▸ PROBLEM DESCRIPTION
Each line containing the word "elles" must be collected.

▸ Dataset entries
»»

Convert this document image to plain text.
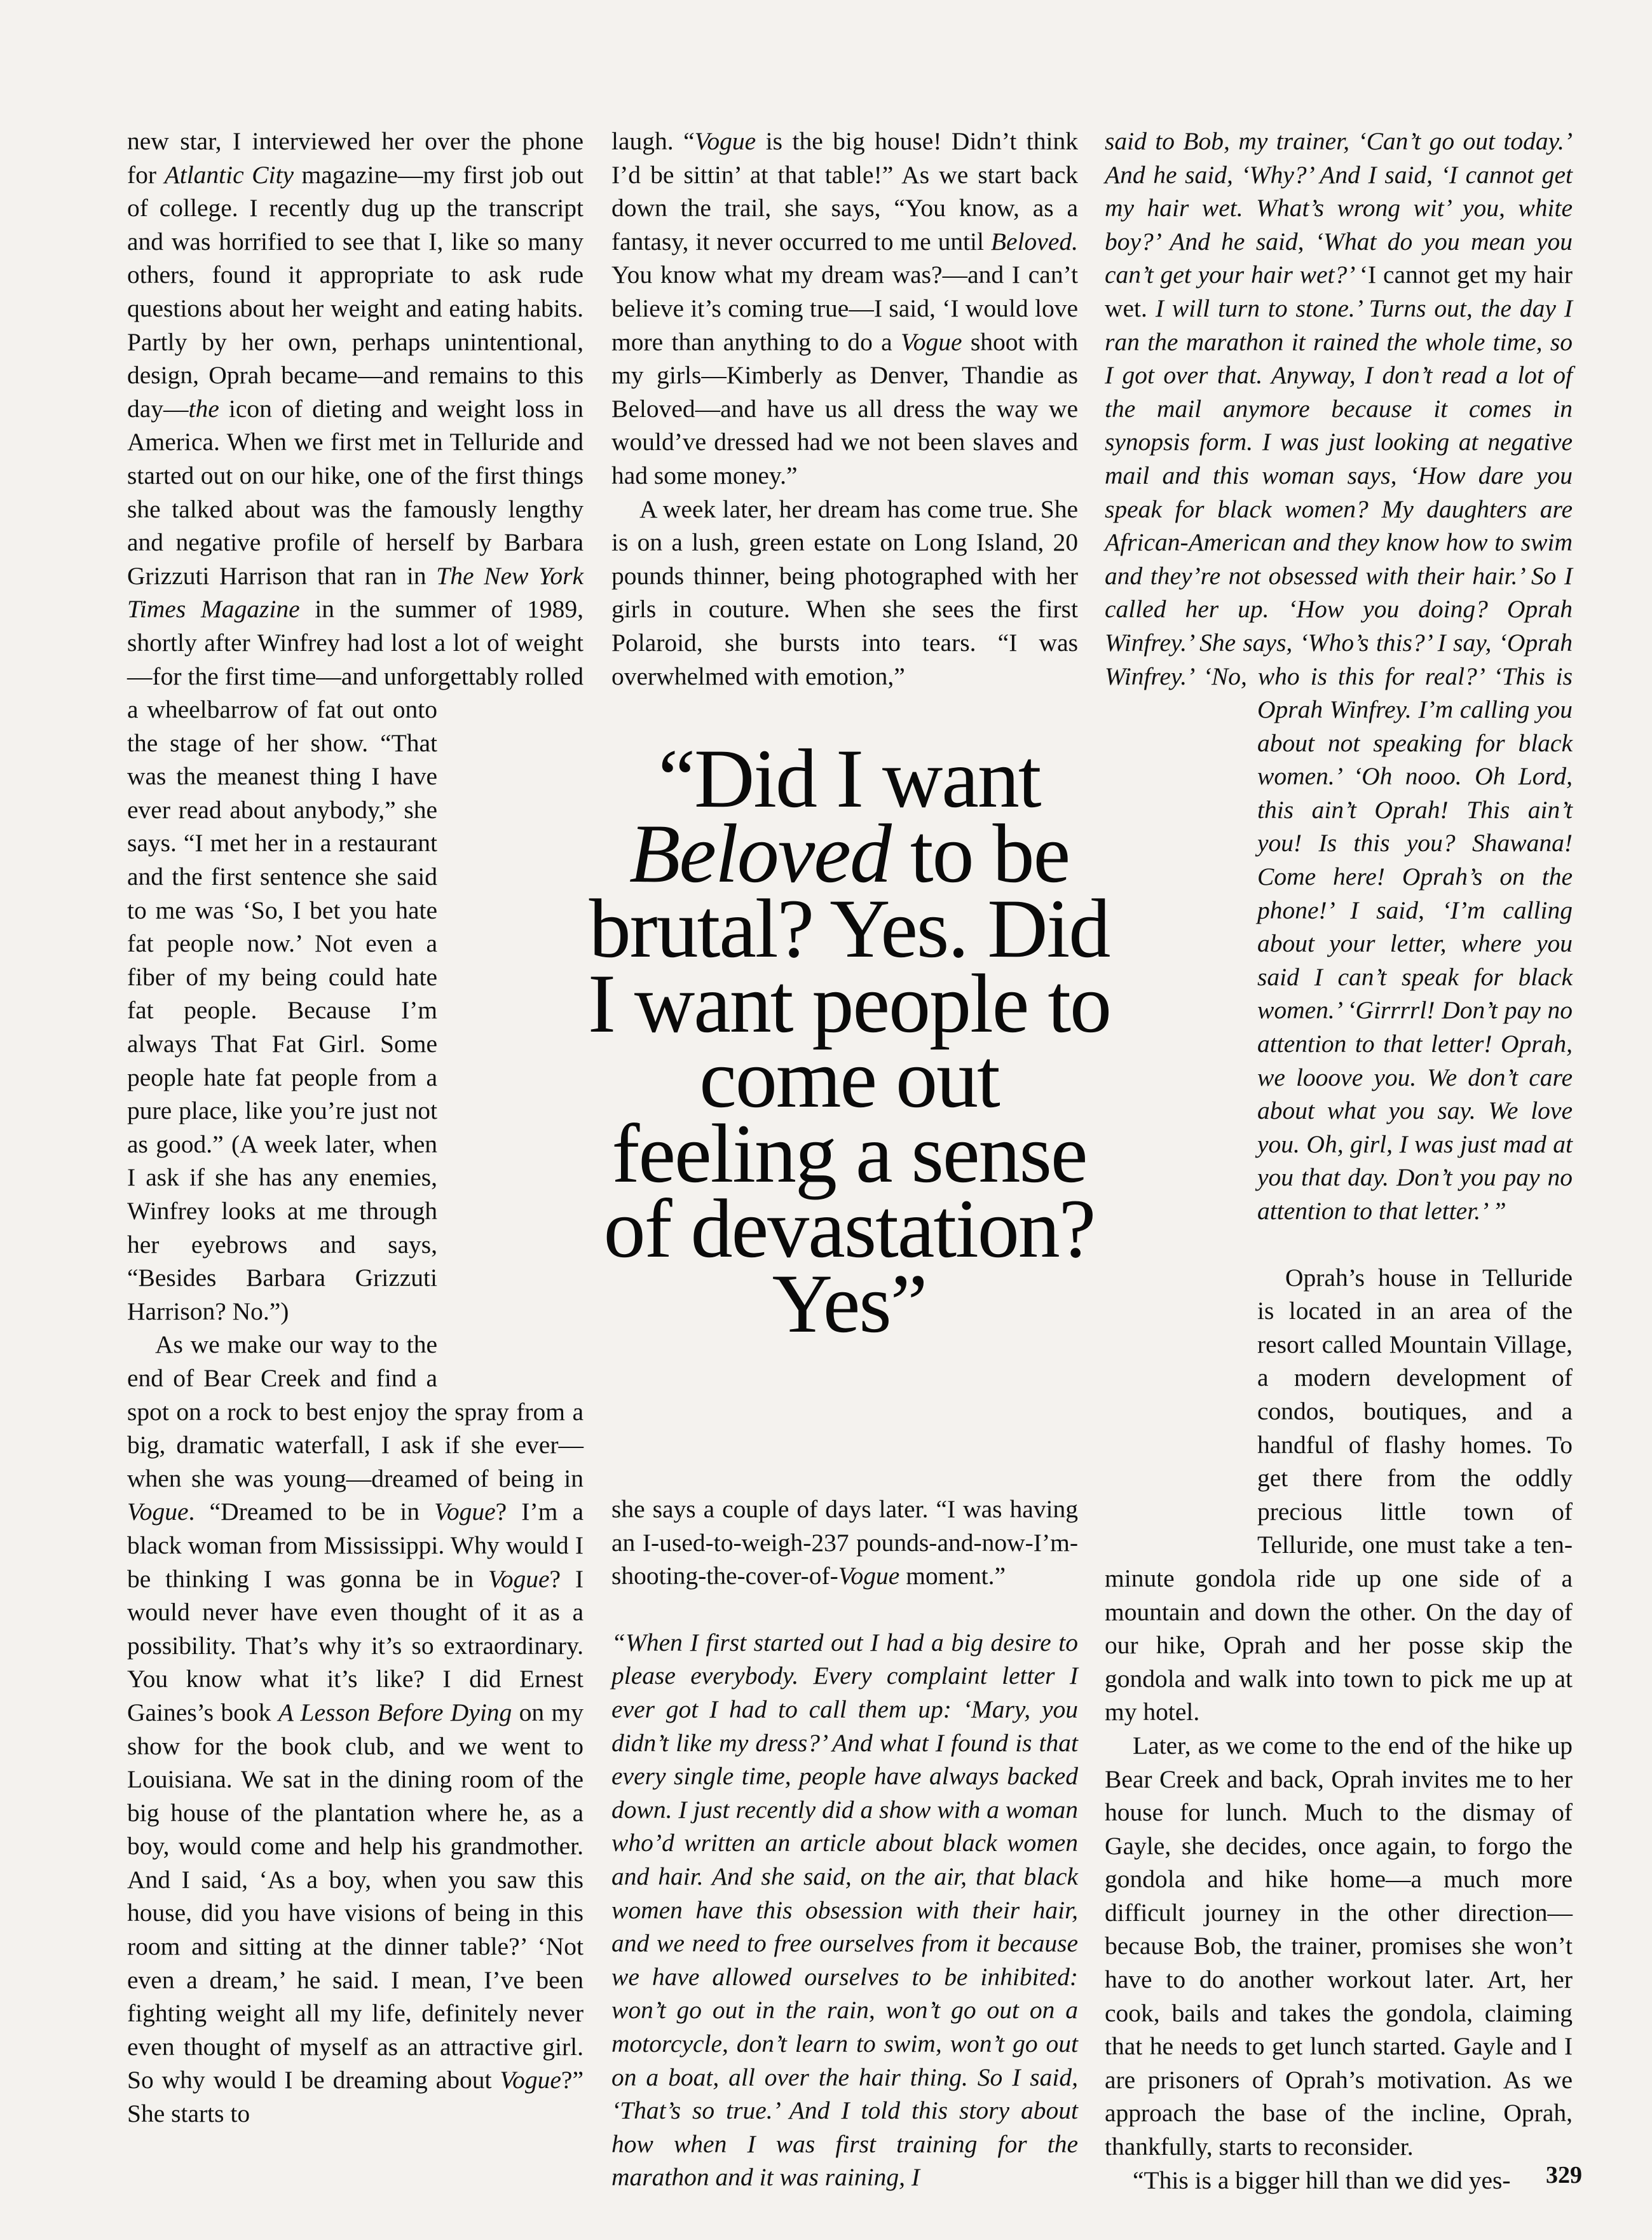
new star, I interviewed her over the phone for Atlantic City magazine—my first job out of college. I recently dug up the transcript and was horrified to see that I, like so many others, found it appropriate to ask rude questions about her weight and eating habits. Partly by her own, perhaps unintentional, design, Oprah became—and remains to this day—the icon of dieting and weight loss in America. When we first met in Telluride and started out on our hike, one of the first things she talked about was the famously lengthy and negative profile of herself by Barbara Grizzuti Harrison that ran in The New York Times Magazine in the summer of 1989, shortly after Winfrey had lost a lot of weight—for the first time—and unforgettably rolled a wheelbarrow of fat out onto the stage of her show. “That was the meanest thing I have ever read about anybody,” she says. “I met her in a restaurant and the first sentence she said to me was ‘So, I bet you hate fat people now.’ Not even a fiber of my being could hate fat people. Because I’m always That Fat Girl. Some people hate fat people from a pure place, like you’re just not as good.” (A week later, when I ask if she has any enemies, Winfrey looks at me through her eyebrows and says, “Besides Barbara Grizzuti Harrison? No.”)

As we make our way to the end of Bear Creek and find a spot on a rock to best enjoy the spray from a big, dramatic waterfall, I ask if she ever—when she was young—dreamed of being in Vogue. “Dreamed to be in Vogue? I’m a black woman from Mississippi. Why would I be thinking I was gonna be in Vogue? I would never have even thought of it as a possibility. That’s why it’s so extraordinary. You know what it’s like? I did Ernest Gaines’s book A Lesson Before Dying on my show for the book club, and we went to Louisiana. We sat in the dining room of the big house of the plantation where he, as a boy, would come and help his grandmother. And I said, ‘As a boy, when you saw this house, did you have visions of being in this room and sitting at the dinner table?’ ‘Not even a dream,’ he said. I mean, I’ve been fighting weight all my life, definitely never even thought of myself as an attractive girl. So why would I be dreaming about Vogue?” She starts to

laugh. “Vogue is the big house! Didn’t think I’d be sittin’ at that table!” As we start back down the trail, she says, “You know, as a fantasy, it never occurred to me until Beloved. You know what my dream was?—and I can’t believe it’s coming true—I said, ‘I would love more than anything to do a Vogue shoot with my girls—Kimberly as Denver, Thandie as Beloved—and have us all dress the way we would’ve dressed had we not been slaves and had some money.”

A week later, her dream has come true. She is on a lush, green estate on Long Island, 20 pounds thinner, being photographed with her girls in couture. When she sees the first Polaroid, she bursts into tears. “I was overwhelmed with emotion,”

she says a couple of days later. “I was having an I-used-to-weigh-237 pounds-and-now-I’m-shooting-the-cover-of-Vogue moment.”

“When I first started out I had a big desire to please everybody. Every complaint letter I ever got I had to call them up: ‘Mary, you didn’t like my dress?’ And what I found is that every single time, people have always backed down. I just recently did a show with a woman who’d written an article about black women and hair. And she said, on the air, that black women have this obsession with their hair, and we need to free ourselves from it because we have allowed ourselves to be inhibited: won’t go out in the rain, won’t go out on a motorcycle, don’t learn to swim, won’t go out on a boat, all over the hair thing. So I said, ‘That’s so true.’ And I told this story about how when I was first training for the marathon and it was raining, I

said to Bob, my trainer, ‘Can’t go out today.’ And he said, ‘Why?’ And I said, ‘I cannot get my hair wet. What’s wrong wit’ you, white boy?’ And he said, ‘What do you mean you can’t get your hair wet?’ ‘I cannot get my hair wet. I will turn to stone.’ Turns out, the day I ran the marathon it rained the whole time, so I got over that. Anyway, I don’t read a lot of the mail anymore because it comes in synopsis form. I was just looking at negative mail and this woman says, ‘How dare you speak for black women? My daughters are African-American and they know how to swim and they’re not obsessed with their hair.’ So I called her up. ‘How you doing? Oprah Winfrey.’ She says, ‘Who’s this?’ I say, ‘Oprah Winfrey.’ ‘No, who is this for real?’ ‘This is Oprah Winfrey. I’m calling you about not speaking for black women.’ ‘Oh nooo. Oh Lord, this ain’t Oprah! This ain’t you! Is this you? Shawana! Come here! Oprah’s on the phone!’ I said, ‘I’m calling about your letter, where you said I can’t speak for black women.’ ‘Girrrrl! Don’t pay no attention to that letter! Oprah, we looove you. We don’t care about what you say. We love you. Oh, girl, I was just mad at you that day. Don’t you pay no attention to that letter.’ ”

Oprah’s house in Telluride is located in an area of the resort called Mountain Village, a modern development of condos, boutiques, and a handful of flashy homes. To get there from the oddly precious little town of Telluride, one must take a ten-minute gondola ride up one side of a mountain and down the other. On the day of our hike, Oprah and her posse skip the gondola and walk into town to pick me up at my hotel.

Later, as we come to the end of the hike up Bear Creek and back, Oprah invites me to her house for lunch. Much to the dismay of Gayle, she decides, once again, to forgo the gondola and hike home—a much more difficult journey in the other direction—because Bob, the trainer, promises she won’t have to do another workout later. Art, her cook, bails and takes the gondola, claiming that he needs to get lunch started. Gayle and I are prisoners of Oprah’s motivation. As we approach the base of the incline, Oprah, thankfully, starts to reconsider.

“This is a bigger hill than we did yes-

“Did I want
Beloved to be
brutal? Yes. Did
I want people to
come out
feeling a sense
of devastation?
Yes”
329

««
»»

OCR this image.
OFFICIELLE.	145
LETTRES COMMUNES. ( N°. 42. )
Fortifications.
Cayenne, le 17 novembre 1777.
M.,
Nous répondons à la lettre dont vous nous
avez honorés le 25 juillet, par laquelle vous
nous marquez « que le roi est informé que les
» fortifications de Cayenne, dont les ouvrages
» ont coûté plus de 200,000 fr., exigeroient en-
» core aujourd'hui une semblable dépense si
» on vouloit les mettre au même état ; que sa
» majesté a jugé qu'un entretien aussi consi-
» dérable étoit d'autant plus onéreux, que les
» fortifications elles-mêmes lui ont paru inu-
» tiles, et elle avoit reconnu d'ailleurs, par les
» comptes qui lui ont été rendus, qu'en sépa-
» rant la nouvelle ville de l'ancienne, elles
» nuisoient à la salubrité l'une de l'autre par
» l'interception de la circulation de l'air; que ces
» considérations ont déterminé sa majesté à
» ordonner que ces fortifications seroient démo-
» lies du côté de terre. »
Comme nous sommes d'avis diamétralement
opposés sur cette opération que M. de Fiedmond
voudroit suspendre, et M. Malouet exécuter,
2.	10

««

▸ OUTPUT FOR THIS EXERCISE
» fortifications elles-mêmes lui ont paru inu-
» rant la nouvelle ville de l'ancienne, elles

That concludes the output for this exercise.